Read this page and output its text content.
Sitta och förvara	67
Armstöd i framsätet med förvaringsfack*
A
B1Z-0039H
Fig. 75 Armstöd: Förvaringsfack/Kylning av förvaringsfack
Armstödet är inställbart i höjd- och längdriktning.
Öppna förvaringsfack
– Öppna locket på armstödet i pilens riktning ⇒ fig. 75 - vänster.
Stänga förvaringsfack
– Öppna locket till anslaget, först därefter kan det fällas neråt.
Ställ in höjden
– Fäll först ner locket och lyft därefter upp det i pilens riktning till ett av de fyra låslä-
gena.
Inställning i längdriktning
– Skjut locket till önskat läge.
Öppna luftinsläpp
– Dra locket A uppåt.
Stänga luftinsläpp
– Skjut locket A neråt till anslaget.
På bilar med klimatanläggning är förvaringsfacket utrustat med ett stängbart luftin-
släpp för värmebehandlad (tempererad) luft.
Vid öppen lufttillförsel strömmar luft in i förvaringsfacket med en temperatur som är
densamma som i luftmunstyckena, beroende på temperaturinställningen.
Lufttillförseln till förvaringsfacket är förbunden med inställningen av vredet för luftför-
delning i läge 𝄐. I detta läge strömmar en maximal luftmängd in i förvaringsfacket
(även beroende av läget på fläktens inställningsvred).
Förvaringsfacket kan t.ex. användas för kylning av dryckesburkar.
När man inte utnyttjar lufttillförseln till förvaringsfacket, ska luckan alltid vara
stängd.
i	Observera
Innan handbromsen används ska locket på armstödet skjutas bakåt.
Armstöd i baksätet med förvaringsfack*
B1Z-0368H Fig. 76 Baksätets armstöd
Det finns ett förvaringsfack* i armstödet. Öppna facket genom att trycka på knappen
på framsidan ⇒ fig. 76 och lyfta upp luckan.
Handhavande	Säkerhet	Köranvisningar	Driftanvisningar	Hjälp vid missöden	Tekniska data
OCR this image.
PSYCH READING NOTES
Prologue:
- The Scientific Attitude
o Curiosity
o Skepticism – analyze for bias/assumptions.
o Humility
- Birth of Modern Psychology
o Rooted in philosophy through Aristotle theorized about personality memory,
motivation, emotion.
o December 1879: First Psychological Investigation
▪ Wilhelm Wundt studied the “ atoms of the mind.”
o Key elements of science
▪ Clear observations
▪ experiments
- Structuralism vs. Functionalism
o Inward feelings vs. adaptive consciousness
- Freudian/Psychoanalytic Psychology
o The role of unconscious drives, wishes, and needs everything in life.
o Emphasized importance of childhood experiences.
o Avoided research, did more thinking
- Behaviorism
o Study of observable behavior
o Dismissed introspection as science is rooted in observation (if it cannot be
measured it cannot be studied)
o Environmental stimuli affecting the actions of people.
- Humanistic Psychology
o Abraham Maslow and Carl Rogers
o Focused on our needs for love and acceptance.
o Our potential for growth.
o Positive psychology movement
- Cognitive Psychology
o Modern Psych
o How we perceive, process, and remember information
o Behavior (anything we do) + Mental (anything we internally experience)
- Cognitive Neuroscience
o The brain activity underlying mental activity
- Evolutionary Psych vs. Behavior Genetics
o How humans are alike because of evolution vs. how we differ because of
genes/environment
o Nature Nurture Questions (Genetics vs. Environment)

WHAT NEEDS TO BE DONE: Every line of the material above that has the string "Genetics" needs pulling out.

COMPLETED EXERCISE:
- Evolutionary Psych vs. Behavior Genetics
o Nature Nurture Questions (Genetics vs. Environment)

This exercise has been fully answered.